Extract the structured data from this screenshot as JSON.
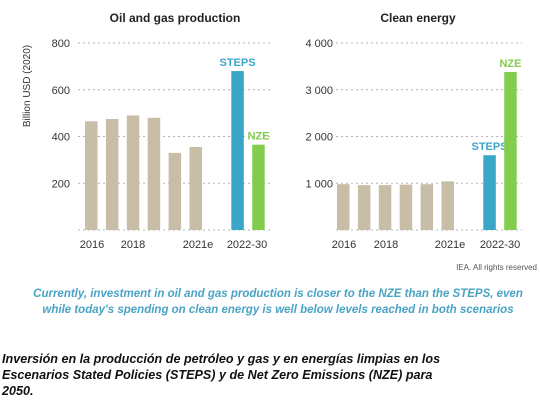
{
  "colors": {
    "historical": "#c8bda6",
    "steps": "#3aa7c9",
    "nze": "#83cd4e",
    "note": "#4aa3c4"
  },
  "chart_data": [
    {
      "type": "bar",
      "title": "Oil and gas production",
      "ylabel": "Billion USD (2020)",
      "ylim": [
        0,
        800
      ],
      "yticks": [
        "800",
        "600",
        "400",
        "200"
      ],
      "categories": [
        "2016",
        "2017",
        "2018",
        "2019",
        "2020",
        "2021e",
        "STEPS",
        "NZE"
      ],
      "xtick_labels": [
        "2016",
        "2018",
        "2021e",
        "2022-30"
      ],
      "values": [
        465,
        475,
        490,
        480,
        330,
        355,
        680,
        365
      ],
      "bar_labels": {
        "STEPS": "STEPS",
        "NZE": "NZE"
      }
    },
    {
      "type": "bar",
      "title": "Clean energy",
      "ylabel": "",
      "ylim": [
        0,
        4000
      ],
      "yticks": [
        "4 000",
        "3 000",
        "2 000",
        "1 000"
      ],
      "categories": [
        "2016",
        "2017",
        "2018",
        "2019",
        "2020",
        "2021e",
        "STEPS",
        "NZE"
      ],
      "xtick_labels": [
        "2016",
        "2018",
        "2021e",
        "2022-30"
      ],
      "values": [
        980,
        960,
        960,
        970,
        980,
        1040,
        1600,
        3380
      ],
      "bar_labels": {
        "STEPS": "STEPS",
        "NZE": "NZE"
      }
    }
  ],
  "source": "IEA. All rights reserved",
  "note": {
    "line1": "Currently, investment in oil and gas production is closer to the NZE than the STEPS, even",
    "line2": "while today's spending on clean energy is well below levels reached in both scenarios"
  },
  "caption": {
    "line1": "Inversión en la producción de petróleo y gas y en energías limpias en los",
    "line2": "Escenarios Stated Policies (STEPS) y de Net Zero Emissions (NZE) para",
    "line3": "2050."
  }
}
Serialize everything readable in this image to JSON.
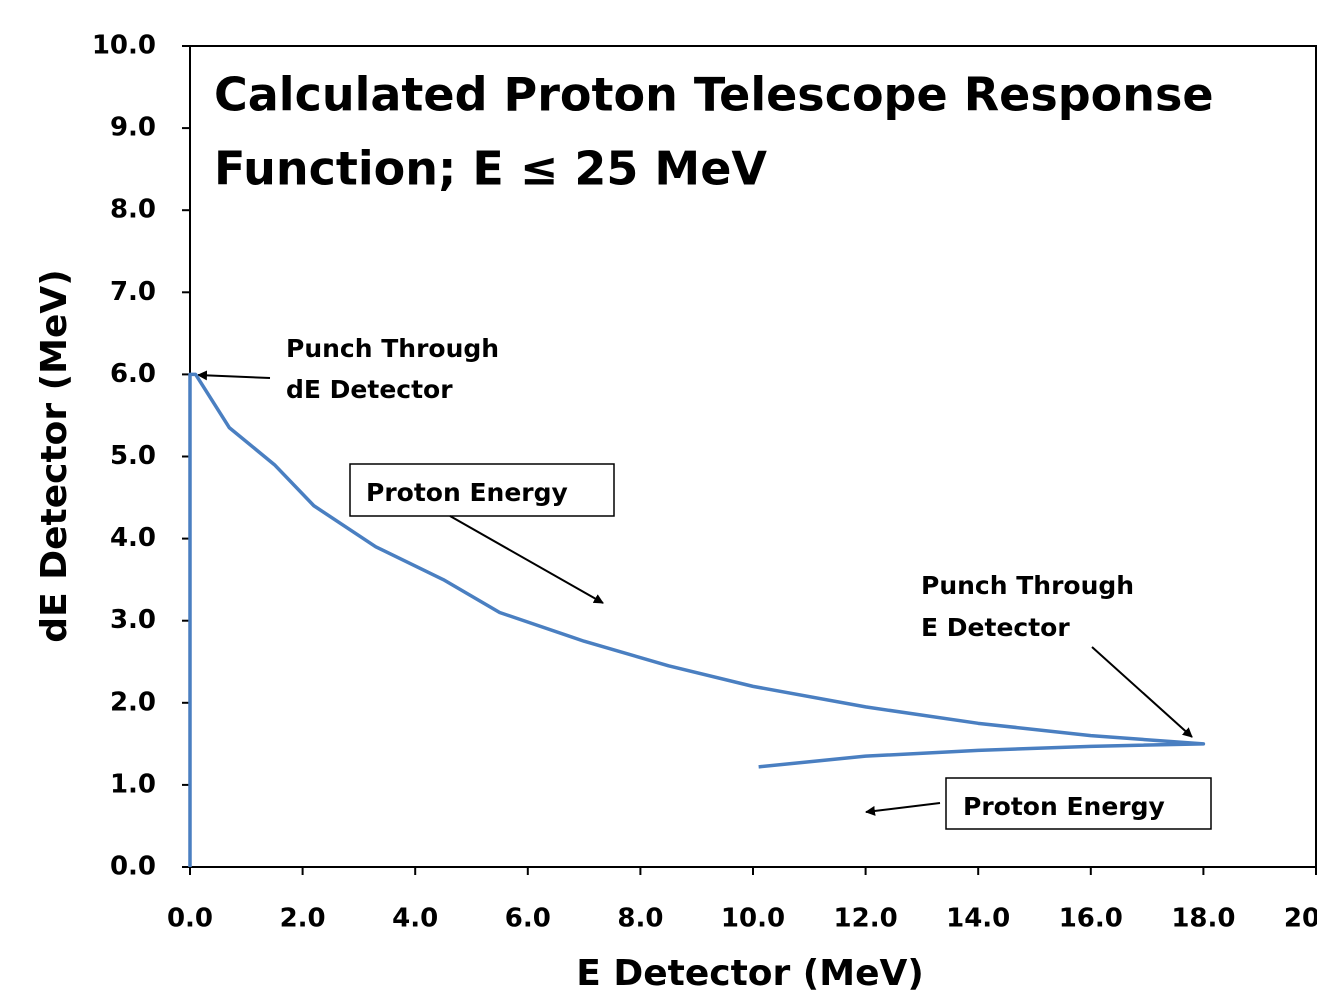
{
  "chart_data": {
    "type": "line",
    "title": [
      "Calculated Proton Telescope Response",
      "Function; E ≤ 25 MeV"
    ],
    "x_label": "E Detector (MeV)",
    "y_label": "dE Detector (MeV)",
    "xlim": [
      0,
      20
    ],
    "ylim": [
      0,
      10
    ],
    "xticks": [
      {
        "value": 0,
        "label": "0.0"
      },
      {
        "value": 2,
        "label": "2.0"
      },
      {
        "value": 4,
        "label": "4.0"
      },
      {
        "value": 6,
        "label": "6.0"
      },
      {
        "value": 8,
        "label": "8.0"
      },
      {
        "value": 10,
        "label": "10.0"
      },
      {
        "value": 12,
        "label": "12.0"
      },
      {
        "value": 14,
        "label": "14.0"
      },
      {
        "value": 16,
        "label": "16.0"
      },
      {
        "value": 18,
        "label": "18.0"
      },
      {
        "value": 20,
        "label": "20.0"
      }
    ],
    "yticks": [
      {
        "value": 0,
        "label": "0.0"
      },
      {
        "value": 1,
        "label": "1.0"
      },
      {
        "value": 2,
        "label": "2.0"
      },
      {
        "value": 3,
        "label": "3.0"
      },
      {
        "value": 4,
        "label": "4.0"
      },
      {
        "value": 5,
        "label": "5.0"
      },
      {
        "value": 6,
        "label": "6.0"
      },
      {
        "value": 7,
        "label": "7.0"
      },
      {
        "value": 8,
        "label": "8.0"
      },
      {
        "value": 9,
        "label": "9.0"
      },
      {
        "value": 10,
        "label": "10.0"
      }
    ],
    "series": [
      {
        "color": "#4a7fc1",
        "x": [
          0,
          0,
          0.1,
          0.7,
          1.5,
          2.2,
          3.3,
          4.5,
          5.5,
          7,
          8.5,
          10,
          12,
          14,
          16,
          18,
          16,
          14,
          12,
          10.1
        ],
        "values": [
          0,
          6.0,
          6.0,
          5.35,
          4.9,
          4.4,
          3.9,
          3.5,
          3.1,
          2.75,
          2.45,
          2.2,
          1.95,
          1.75,
          1.6,
          1.5,
          1.47,
          1.42,
          1.35,
          1.22
        ]
      }
    ],
    "annotations": [
      "Punch Through",
      "dE Detector",
      "Proton Energy",
      "Punch Through",
      "E Detector",
      "Proton Energy"
    ]
  }
}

Exercise description:
Copy every line of the data word for word, omitting the images.

Final answer:
Extract the structured data from this screenshot as JSON.
{
  "colors": {
    "historical": "#c8bda6",
    "steps": "#3aa7c9",
    "nze": "#83cd4e",
    "note": "#4aa3c4"
  },
  "chart_data": [
    {
      "type": "bar",
      "title": "Oil and gas production",
      "ylabel": "Billion USD (2020)",
      "ylim": [
        0,
        800
      ],
      "yticks": [
        "800",
        "600",
        "400",
        "200"
      ],
      "categories": [
        "2016",
        "2017",
        "2018",
        "2019",
        "2020",
        "2021e",
        "STEPS",
        "NZE"
      ],
      "xtick_labels": [
        "2016",
        "2018",
        "2021e",
        "2022-30"
      ],
      "values": [
        465,
        475,
        490,
        480,
        330,
        355,
        680,
        365
      ],
      "bar_labels": {
        "STEPS": "STEPS",
        "NZE": "NZE"
      }
    },
    {
      "type": "bar",
      "title": "Clean energy",
      "ylabel": "",
      "ylim": [
        0,
        4000
      ],
      "yticks": [
        "4 000",
        "3 000",
        "2 000",
        "1 000"
      ],
      "categories": [
        "2016",
        "2017",
        "2018",
        "2019",
        "2020",
        "2021e",
        "STEPS",
        "NZE"
      ],
      "xtick_labels": [
        "2016",
        "2018",
        "2021e",
        "2022-30"
      ],
      "values": [
        980,
        960,
        960,
        970,
        980,
        1040,
        1600,
        3380
      ],
      "bar_labels": {
        "STEPS": "STEPS",
        "NZE": "NZE"
      }
    }
  ],
  "source": "IEA. All rights reserved",
  "note": {
    "line1": "Currently, investment in oil and gas production is closer to the NZE than the STEPS, even",
    "line2": "while today's spending on clean energy is well below levels reached in both scenarios"
  },
  "caption": {
    "line1": "Inversión en la producción de petróleo y gas y en energías limpias en los",
    "line2": "Escenarios Stated Policies (STEPS) y de Net Zero Emissions (NZE) para",
    "line3": "2050."
  }
}
Serialize everything readable in this image to JSON.
{
  "chart_data": {
    "type": "line",
    "title": [
      "Calculated Proton Telescope Response",
      "Function; E ≤ 25 MeV"
    ],
    "x_label": "E Detector (MeV)",
    "y_label": "dE Detector (MeV)",
    "xlim": [
      0,
      20
    ],
    "ylim": [
      0,
      10
    ],
    "xticks": [
      {
        "value": 0,
        "label": "0.0"
      },
      {
        "value": 2,
        "label": "2.0"
      },
      {
        "value": 4,
        "label": "4.0"
      },
      {
        "value": 6,
        "label": "6.0"
      },
      {
        "value": 8,
        "label": "8.0"
      },
      {
        "value": 10,
        "label": "10.0"
      },
      {
        "value": 12,
        "label": "12.0"
      },
      {
        "value": 14,
        "label": "14.0"
      },
      {
        "value": 16,
        "label": "16.0"
      },
      {
        "value": 18,
        "label": "18.0"
      },
      {
        "value": 20,
        "label": "20.0"
      }
    ],
    "yticks": [
      {
        "value": 0,
        "label": "0.0"
      },
      {
        "value": 1,
        "label": "1.0"
      },
      {
        "value": 2,
        "label": "2.0"
      },
      {
        "value": 3,
        "label": "3.0"
      },
      {
        "value": 4,
        "label": "4.0"
      },
      {
        "value": 5,
        "label": "5.0"
      },
      {
        "value": 6,
        "label": "6.0"
      },
      {
        "value": 7,
        "label": "7.0"
      },
      {
        "value": 8,
        "label": "8.0"
      },
      {
        "value": 9,
        "label": "9.0"
      },
      {
        "value": 10,
        "label": "10.0"
      }
    ],
    "series": [
      {
        "color": "#4a7fc1",
        "x": [
          0,
          0,
          0.1,
          0.7,
          1.5,
          2.2,
          3.3,
          4.5,
          5.5,
          7,
          8.5,
          10,
          12,
          14,
          16,
          18,
          16,
          14,
          12,
          10.1
        ],
        "values": [
          0,
          6.0,
          6.0,
          5.35,
          4.9,
          4.4,
          3.9,
          3.5,
          3.1,
          2.75,
          2.45,
          2.2,
          1.95,
          1.75,
          1.6,
          1.5,
          1.47,
          1.42,
          1.35,
          1.22
        ]
      }
    ],
    "annotations": [
      "Punch Through",
      "dE Detector",
      "Proton Energy",
      "Punch Through",
      "E Detector",
      "Proton Energy"
    ]
  }
}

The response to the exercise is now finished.